**Stated task:**
The answer is one number: how many lines in the data below hold "Сортировка".

**Records supplied:**
========================

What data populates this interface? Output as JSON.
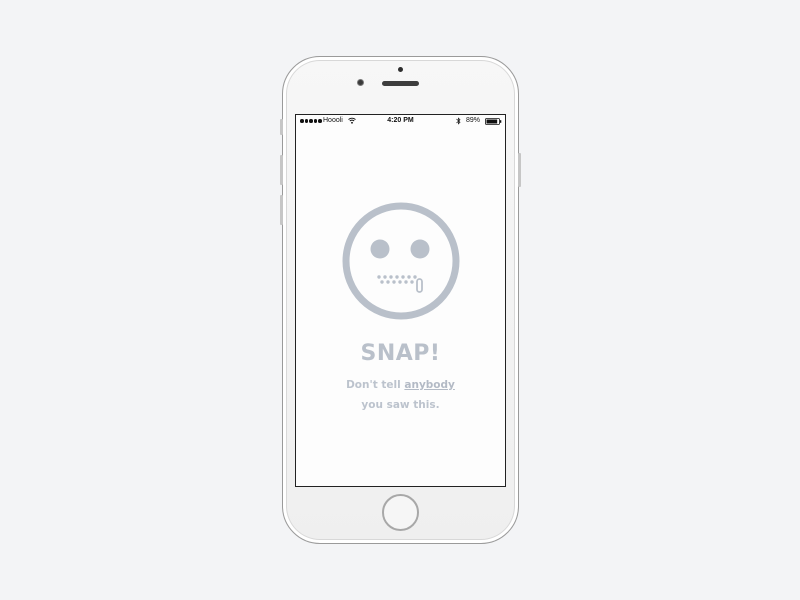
{
  "status_bar": {
    "carrier": "Hoooli",
    "time": "4:20 PM",
    "battery": "89%",
    "battery_level": 0.89,
    "icons": [
      "signal-dots-icon",
      "wifi-icon",
      "bluetooth-icon",
      "battery-icon"
    ]
  },
  "main": {
    "icon": "zipped-mouth-face-icon",
    "title": "SNAP!",
    "message_prefix": "Don't tell",
    "message_link": "anybody",
    "message_suffix": "you saw this."
  },
  "colors": {
    "background": "#f3f4f6",
    "accent": "#b9c0ca",
    "screen": "#fdfdfd"
  }
}
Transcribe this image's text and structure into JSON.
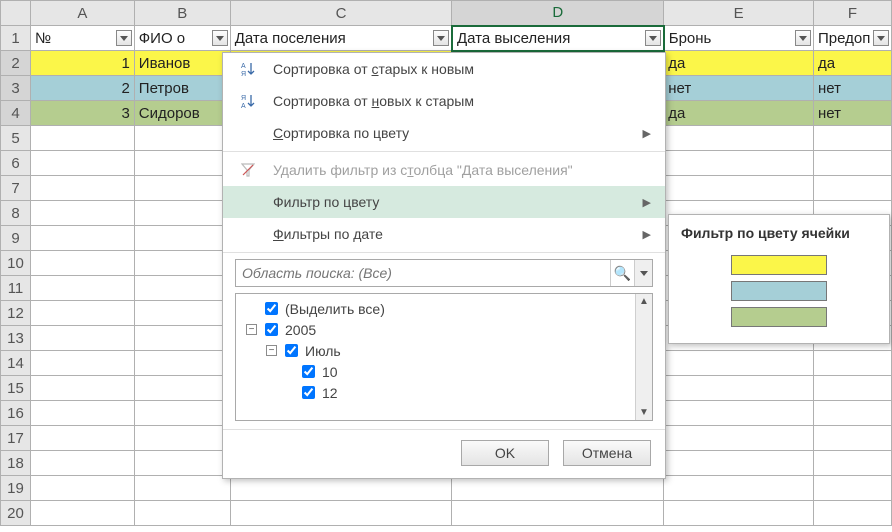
{
  "columns": {
    "letters": [
      "A",
      "B",
      "C",
      "D",
      "E",
      "F"
    ],
    "active": "D",
    "headers": {
      "A": "№",
      "B": "ФИО о",
      "C": "Дата поселения",
      "D": "Дата выселения",
      "E": "Бронь",
      "F": "Предоп"
    }
  },
  "row_numbers": [
    "1",
    "2",
    "3",
    "4",
    "5",
    "6",
    "7",
    "8",
    "9",
    "10",
    "11",
    "12",
    "13",
    "14",
    "15",
    "16",
    "17",
    "18",
    "19",
    "20"
  ],
  "rows": [
    {
      "n": "1",
      "name": "Иванов",
      "e": "да",
      "f": "да",
      "color": "yellow"
    },
    {
      "n": "2",
      "name": "Петров",
      "e": "нет",
      "f": "нет",
      "color": "blue"
    },
    {
      "n": "3",
      "name": "Сидоров",
      "e": "да",
      "f": "нет",
      "color": "green"
    }
  ],
  "dropdown": {
    "sort_asc": "Сортировка от старых к новым",
    "sort_desc": "Сортировка от новых к старым",
    "sort_color": "Сортировка по цвету",
    "clear_filter": "Удалить фильтр из столбца \"Дата выселения\"",
    "filter_color": "Фильтр по цвету",
    "filter_date": "Фильтры по дате",
    "search_placeholder": "Область поиска: (Все)",
    "tree": {
      "select_all": "(Выделить все)",
      "year": "2005",
      "month": "Июль",
      "days": [
        "10",
        "12"
      ]
    },
    "ok": "OK",
    "cancel": "Отмена",
    "underline": {
      "sort_asc_head": "Сортировка от ",
      "sort_asc_u": "с",
      "sort_asc_tail": "тарых к новым",
      "sort_desc_head": "Сортировка от ",
      "sort_desc_u": "н",
      "sort_desc_tail": "овых к старым",
      "sort_color_head": "",
      "sort_color_u": "С",
      "sort_color_tail": "ортировка по цвету",
      "clear_head": "Удалить фильтр из с",
      "clear_u": "т",
      "clear_tail": "олбца \"Дата выселения\"",
      "filter_date_head": "",
      "filter_date_u": "Ф",
      "filter_date_tail": "ильтры по дате"
    }
  },
  "submenu": {
    "title": "Фильтр по цвету ячейки",
    "colors": [
      "yellow",
      "blue",
      "green"
    ]
  }
}
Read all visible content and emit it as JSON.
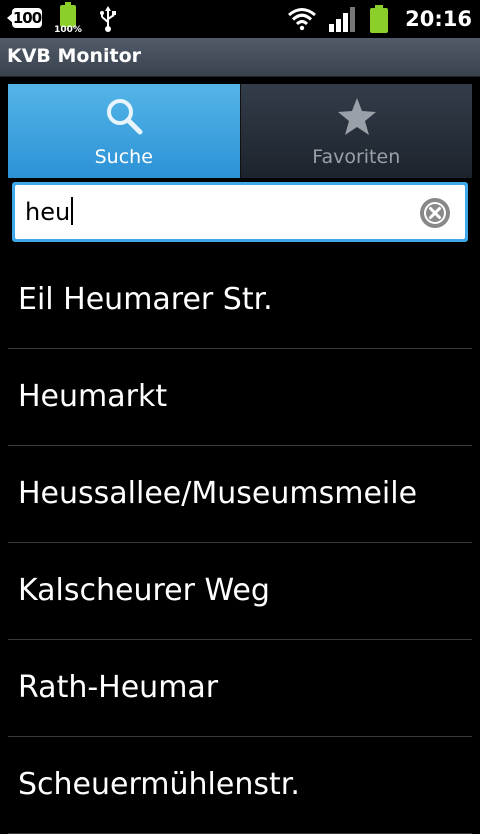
{
  "status_bar": {
    "notification_count": "100",
    "battery_small_percent": "100%",
    "icons": [
      "notification-badge",
      "battery-icon",
      "usb-icon",
      "wifi-icon",
      "signal-icon",
      "battery-icon"
    ],
    "time": "20:16"
  },
  "app": {
    "title": "KVB Monitor"
  },
  "tabs": [
    {
      "label": "Suche",
      "icon": "search-icon",
      "active": true
    },
    {
      "label": "Favoriten",
      "icon": "star-icon",
      "active": false
    }
  ],
  "search": {
    "value": "heu",
    "clear_icon": "clear-icon"
  },
  "results": [
    {
      "label": "Eil Heumarer Str."
    },
    {
      "label": "Heumarkt"
    },
    {
      "label": "Heussallee/Museumsmeile"
    },
    {
      "label": "Kalscheurer Weg"
    },
    {
      "label": "Rath-Heumar"
    },
    {
      "label": "Scheuermühlenstr."
    }
  ],
  "colors": {
    "accent": "#2c92d6",
    "battery_green": "#8ccf2a",
    "title_bar": "#46505c"
  }
}
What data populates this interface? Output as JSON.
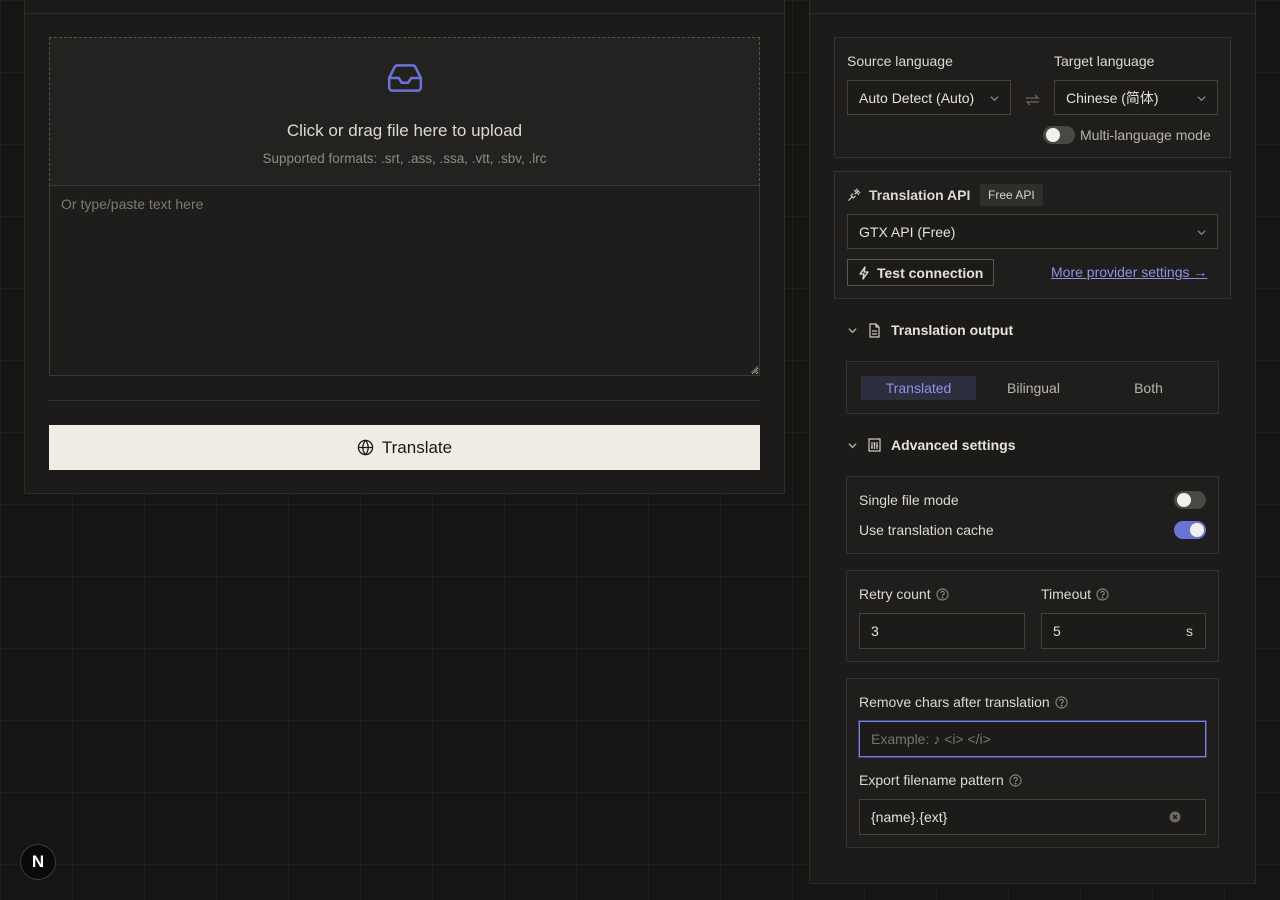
{
  "upload": {
    "title": "Click or drag file here to upload",
    "formats": "Supported formats: .srt, .ass, .ssa, .vtt, .sbv, .lrc"
  },
  "text_input": {
    "placeholder": "Or type/paste text here",
    "value": ""
  },
  "translate_button": {
    "label": "Translate"
  },
  "languages": {
    "source_label": "Source language",
    "source_value": "Auto Detect (Auto)",
    "target_label": "Target language",
    "target_value": "Chinese (简体)",
    "multi_mode_label": "Multi-language mode",
    "multi_mode_on": false
  },
  "api": {
    "title": "Translation API",
    "badge": "Free API",
    "provider": "GTX API (Free)",
    "test_label": "Test connection",
    "more_link": "More provider settings →"
  },
  "output": {
    "title": "Translation output",
    "options": [
      "Translated",
      "Bilingual",
      "Both"
    ],
    "selected": "Translated"
  },
  "advanced": {
    "title": "Advanced settings",
    "single_file_label": "Single file mode",
    "single_file_on": false,
    "cache_label": "Use translation cache",
    "cache_on": true,
    "retry_label": "Retry count",
    "retry_value": "3",
    "timeout_label": "Timeout",
    "timeout_value": "5",
    "timeout_unit": "s",
    "remove_label": "Remove chars after translation",
    "remove_placeholder": "Example: ♪ <i> </i>",
    "export_label": "Export filename pattern",
    "export_value": "{name}.{ext}"
  },
  "fab": {
    "label": "N"
  },
  "colors": {
    "accent": "#6b74d6",
    "link": "#8c93e6",
    "background": "#161513",
    "panel": "#1c1b19"
  }
}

========================

**Exercise response:**
5